**Exercise material**
▼
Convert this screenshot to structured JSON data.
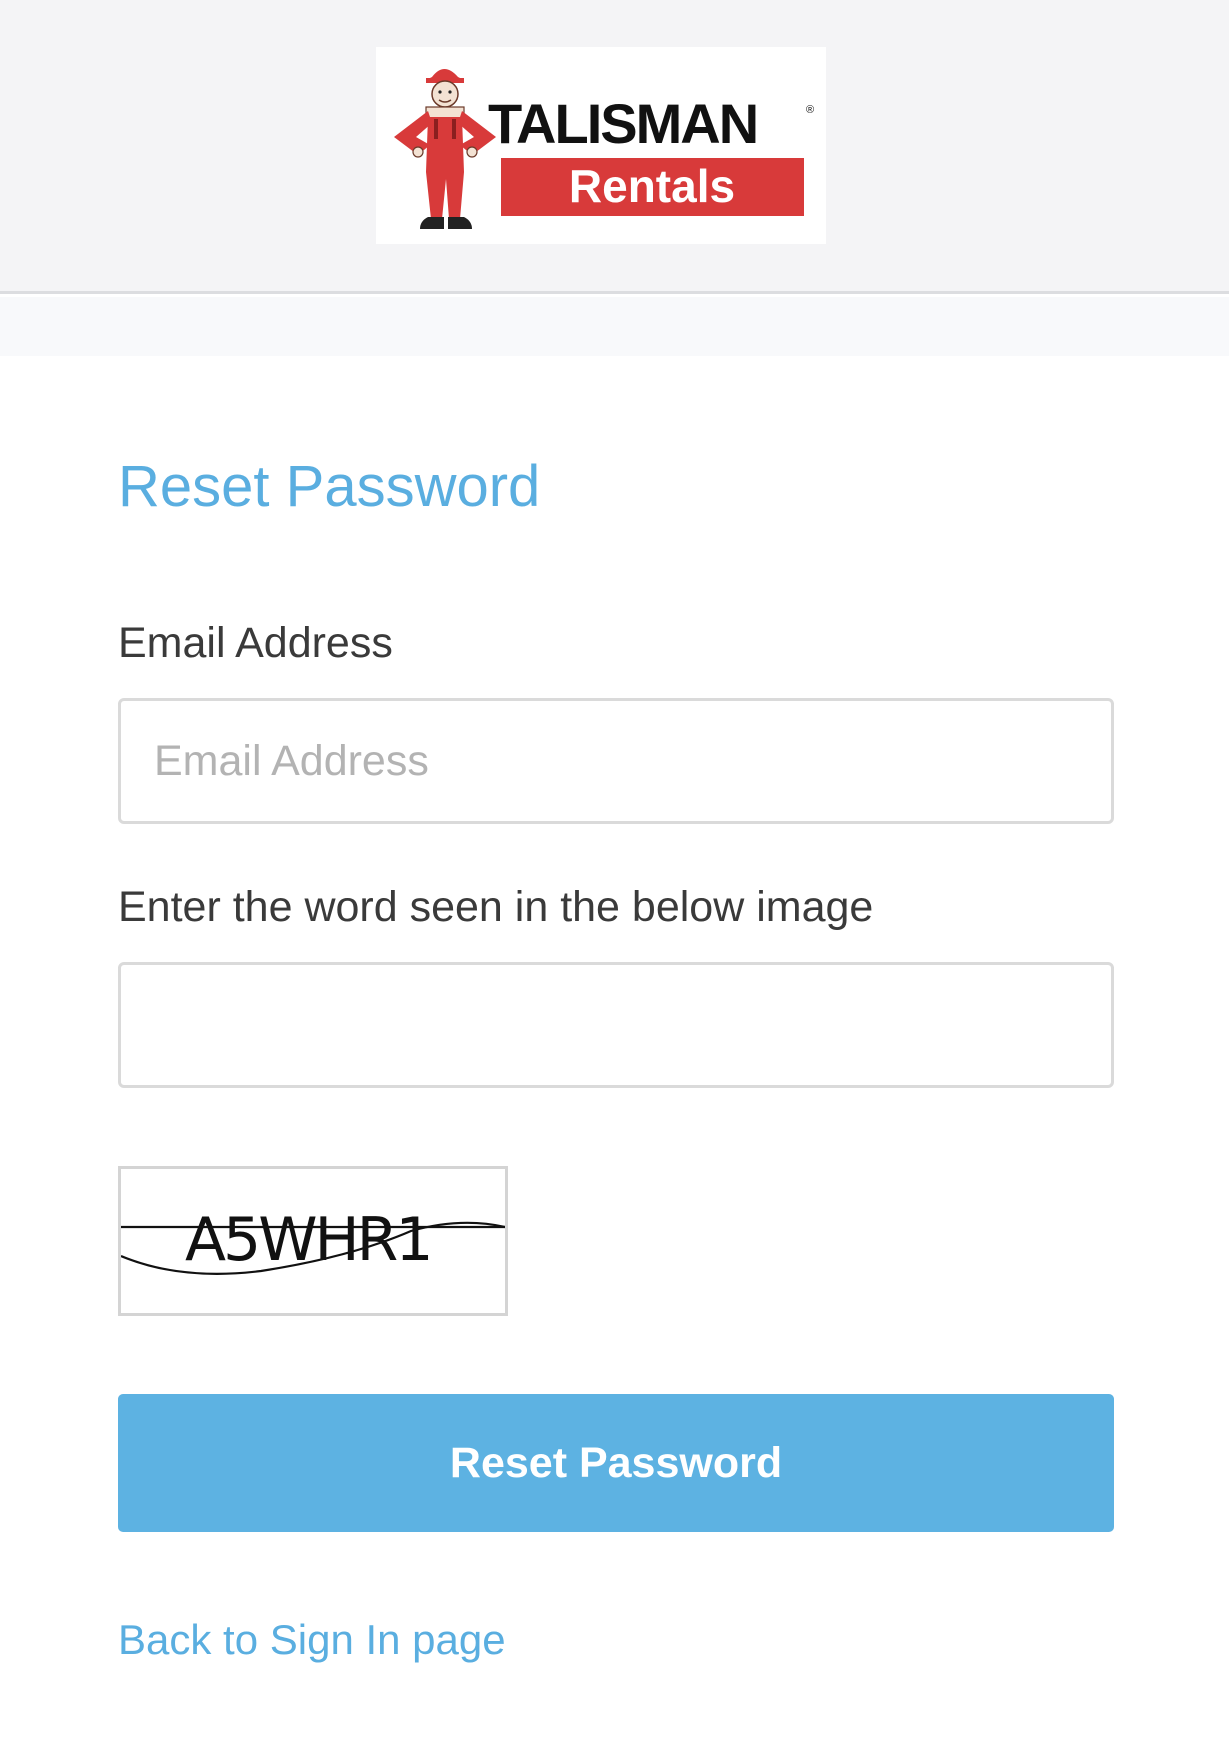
{
  "header": {
    "logo": {
      "line1": "TALISMAN",
      "line2": "Rentals",
      "mark": "®",
      "icon": "worker-mascot-icon",
      "brand_red": "#d83a3a",
      "brand_black": "#111111"
    }
  },
  "form": {
    "title": "Reset Password",
    "email": {
      "label": "Email Address",
      "placeholder": "Email Address",
      "value": ""
    },
    "captcha": {
      "label": "Enter the word seen in the below image",
      "value": "",
      "image_text": "A5WHR1"
    },
    "submit_label": "Reset Password",
    "back_link": "Back to Sign In page"
  },
  "colors": {
    "accent": "#5aaee0",
    "button": "#5db2e2",
    "header_bg": "#f4f4f6"
  }
}
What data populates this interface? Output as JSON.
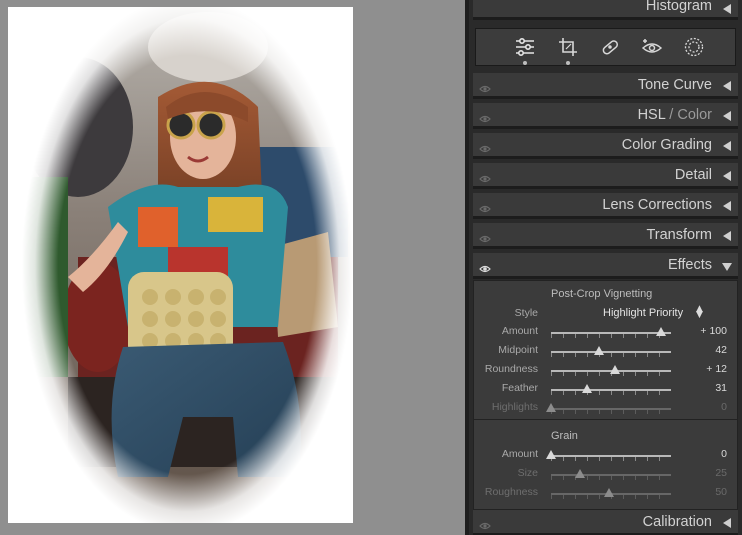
{
  "panel": {
    "histogram": "Histogram",
    "sections": {
      "tone_curve": "Tone Curve",
      "hsl_a": "HSL",
      "hsl_slash": " / ",
      "hsl_b": "Color",
      "color_grading": "Color Grading",
      "detail": "Detail",
      "lens_corrections": "Lens Corrections",
      "transform": "Transform",
      "effects": "Effects",
      "calibration": "Calibration"
    },
    "tools": [
      "edit-sliders-icon",
      "crop-icon",
      "healing-icon",
      "redeye-icon",
      "masking-icon"
    ]
  },
  "effects": {
    "vignette_title": "Post-Crop Vignetting",
    "style_label": "Style",
    "style_value": "Highlight Priority",
    "vignette_rows": [
      {
        "label": "Amount",
        "value": "+ 100",
        "fraction": 0.96,
        "dim": false
      },
      {
        "label": "Midpoint",
        "value": "42",
        "fraction": 0.42,
        "dim": false
      },
      {
        "label": "Roundness",
        "value": "+ 12",
        "fraction": 0.56,
        "dim": false
      },
      {
        "label": "Feather",
        "value": "31",
        "fraction": 0.31,
        "dim": false
      },
      {
        "label": "Highlights",
        "value": "0",
        "fraction": 0.0,
        "dim": true
      }
    ],
    "grain_title": "Grain",
    "grain_rows": [
      {
        "label": "Amount",
        "value": "0",
        "fraction": 0.0,
        "dim": false
      },
      {
        "label": "Size",
        "value": "25",
        "fraction": 0.25,
        "dim": true
      },
      {
        "label": "Roughness",
        "value": "50",
        "fraction": 0.5,
        "dim": true
      }
    ]
  },
  "colors": {
    "panel_bg": "#2a2a2a",
    "section_bg": "#3a3a3a",
    "canvas_bg": "#8f8f8f"
  }
}
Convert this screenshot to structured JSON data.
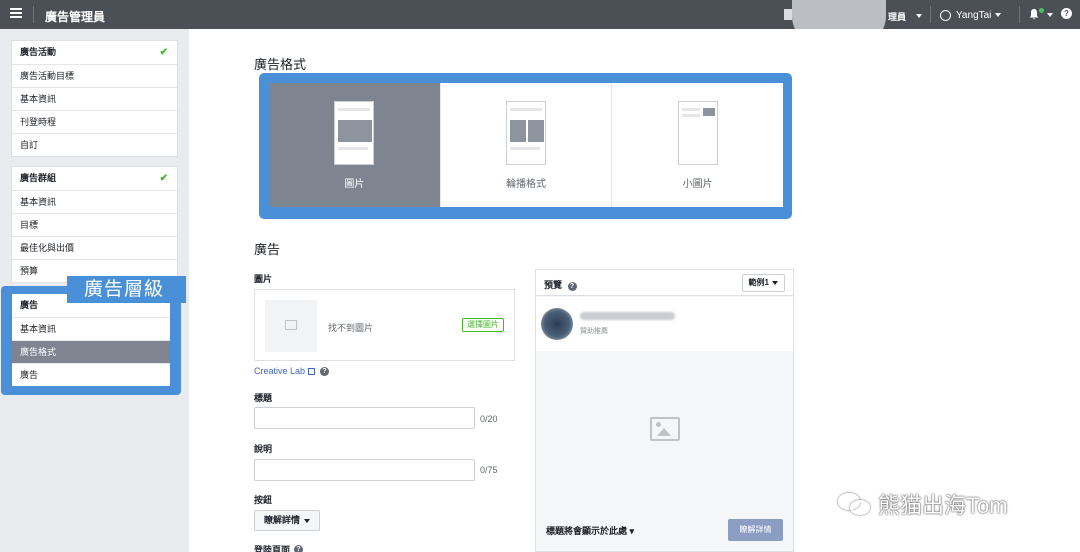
{
  "topbar": {
    "app_title": "廣告管理員",
    "account_label": "理員",
    "user_name": "YangTai"
  },
  "sidebar": {
    "campaign_group": {
      "header": "廣告活動",
      "items": [
        "廣告活動目標",
        "基本資訊",
        "刊登時程",
        "自訂"
      ]
    },
    "adset_group": {
      "header": "廣告群組",
      "items": [
        "基本資訊",
        "目標",
        "最佳化與出價",
        "預算"
      ]
    },
    "ad_group": {
      "header": "廣告",
      "items": [
        "基本資訊",
        "廣告格式",
        "廣告"
      ],
      "active_index": 1
    },
    "ad_level_label": "廣告層級"
  },
  "main": {
    "format_title": "廣告格式",
    "formats": [
      {
        "label": "圖片",
        "selected": true
      },
      {
        "label": "輪播格式",
        "selected": false
      },
      {
        "label": "小圖片",
        "selected": false
      }
    ],
    "ad_title": "廣告",
    "image_label": "圖片",
    "no_image_text": "找不到圖片",
    "select_image_button": "選擇圖片",
    "creative_lab_link": "Creative Lab",
    "headline_label": "標題",
    "headline_count": "0/20",
    "description_label": "說明",
    "description_count": "0/75",
    "button_label": "按鈕",
    "button_value": "瞭解詳情",
    "landing_label": "登陸頁面"
  },
  "preview": {
    "title": "預覽",
    "range_button": "範例1",
    "sponsored_text": "贊助推薦",
    "headline_hint": "標題將會顯示於此處",
    "learn_more_button": "瞭解詳情"
  },
  "watermark": {
    "text": "熊猫出海Tom"
  },
  "colors": {
    "topbar": "#4b4f56",
    "highlight_frame": "#4a90d9",
    "selected_card": "#7f8590",
    "check": "#42b72a"
  }
}
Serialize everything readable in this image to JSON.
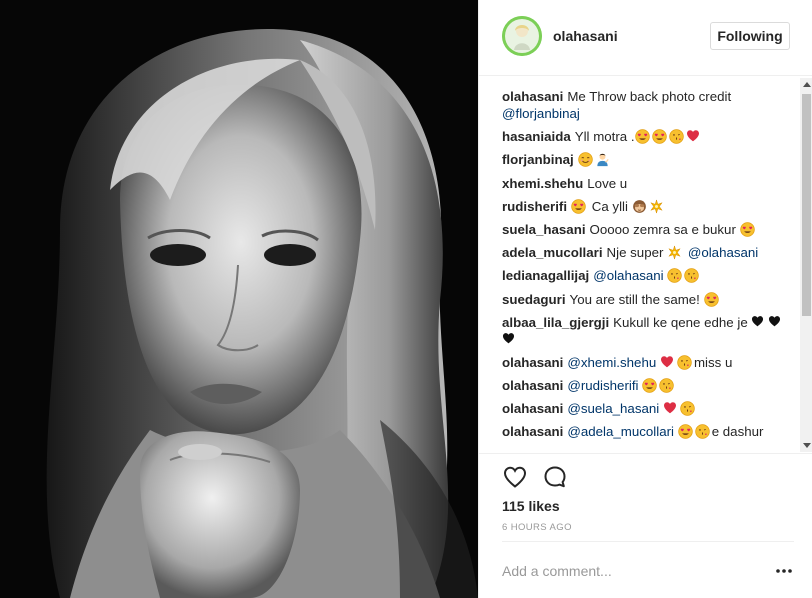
{
  "header": {
    "username": "olahasani",
    "follow_label": "Following"
  },
  "comments": [
    {
      "user": "olahasani",
      "parts": [
        {
          "t": "text",
          "v": "Me Throw back photo credit "
        },
        {
          "t": "mention",
          "v": "@florjanbinaj"
        }
      ]
    },
    {
      "user": "hasaniaida",
      "parts": [
        {
          "t": "text",
          "v": "Yll motra ."
        },
        {
          "t": "emoji",
          "v": "heart-eyes"
        },
        {
          "t": "emoji",
          "v": "heart-eyes"
        },
        {
          "t": "emoji",
          "v": "kiss"
        },
        {
          "t": "emoji",
          "v": "heart"
        }
      ]
    },
    {
      "user": "florjanbinaj",
      "parts": [
        {
          "t": "emoji",
          "v": "smile"
        },
        {
          "t": "emoji",
          "v": "person-tipping-hand"
        }
      ]
    },
    {
      "user": "xhemi.shehu",
      "parts": [
        {
          "t": "text",
          "v": "Love u"
        }
      ]
    },
    {
      "user": "rudisherifi",
      "parts": [
        {
          "t": "emoji",
          "v": "heart-eyes"
        },
        {
          "t": "text",
          "v": " Ca ylli "
        },
        {
          "t": "emoji",
          "v": "see-no-evil-monkey"
        },
        {
          "t": "emoji",
          "v": "sparkle"
        }
      ]
    },
    {
      "user": "suela_hasani",
      "parts": [
        {
          "t": "text",
          "v": "Ooooo zemra sa e bukur "
        },
        {
          "t": "emoji",
          "v": "heart-eyes"
        }
      ]
    },
    {
      "user": "adela_mucollari",
      "parts": [
        {
          "t": "text",
          "v": "Nje super "
        },
        {
          "t": "emoji",
          "v": "sparkle"
        },
        {
          "t": "text",
          "v": " "
        },
        {
          "t": "mention",
          "v": "@olahasani"
        }
      ]
    },
    {
      "user": "ledianagallijaj",
      "parts": [
        {
          "t": "mention",
          "v": "@olahasani"
        },
        {
          "t": "text",
          "v": " "
        },
        {
          "t": "emoji",
          "v": "kiss"
        },
        {
          "t": "emoji",
          "v": "kiss"
        }
      ]
    },
    {
      "user": "suedaguri",
      "parts": [
        {
          "t": "text",
          "v": "You are still the same! "
        },
        {
          "t": "emoji",
          "v": "heart-eyes"
        }
      ]
    },
    {
      "user": "albaa_lila_gjergji",
      "parts": [
        {
          "t": "text",
          "v": "Kukull ke qene edhe je "
        },
        {
          "t": "emoji",
          "v": "black-heart"
        },
        {
          "t": "emoji",
          "v": "black-heart"
        },
        {
          "t": "emoji",
          "v": "black-heart"
        }
      ]
    },
    {
      "user": "olahasani",
      "parts": [
        {
          "t": "mention",
          "v": "@xhemi.shehu"
        },
        {
          "t": "text",
          "v": " "
        },
        {
          "t": "emoji",
          "v": "heart"
        },
        {
          "t": "emoji",
          "v": "kiss"
        },
        {
          "t": "text",
          "v": "miss u"
        }
      ]
    },
    {
      "user": "olahasani",
      "parts": [
        {
          "t": "mention",
          "v": "@rudisherifi"
        },
        {
          "t": "text",
          "v": " "
        },
        {
          "t": "emoji",
          "v": "heart-eyes"
        },
        {
          "t": "emoji",
          "v": "kiss"
        }
      ]
    },
    {
      "user": "olahasani",
      "parts": [
        {
          "t": "mention",
          "v": "@suela_hasani"
        },
        {
          "t": "text",
          "v": " "
        },
        {
          "t": "emoji",
          "v": "heart"
        },
        {
          "t": "emoji",
          "v": "kiss"
        }
      ]
    },
    {
      "user": "olahasani",
      "parts": [
        {
          "t": "mention",
          "v": "@adela_mucollari"
        },
        {
          "t": "text",
          "v": " "
        },
        {
          "t": "emoji",
          "v": "heart-eyes"
        },
        {
          "t": "emoji",
          "v": "kiss"
        },
        {
          "t": "text",
          "v": "e dashur"
        }
      ]
    }
  ],
  "actions": {
    "like_icon": "heart-outline-icon",
    "comment_icon": "speech-bubble-icon",
    "likes": "115 likes",
    "time": "6 HOURS AGO"
  },
  "add_comment": {
    "placeholder": "Add a comment...",
    "more_icon": "more-options-icon"
  },
  "colors": {
    "text": "#262626",
    "mention": "#003569",
    "muted": "#999999",
    "border": "#efefef",
    "heart_red": "#e0245e"
  }
}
▲
Pull out all lines in the data above that include "Reset".

    "title": "Reset Password",
    "submit_label": "Reset Password",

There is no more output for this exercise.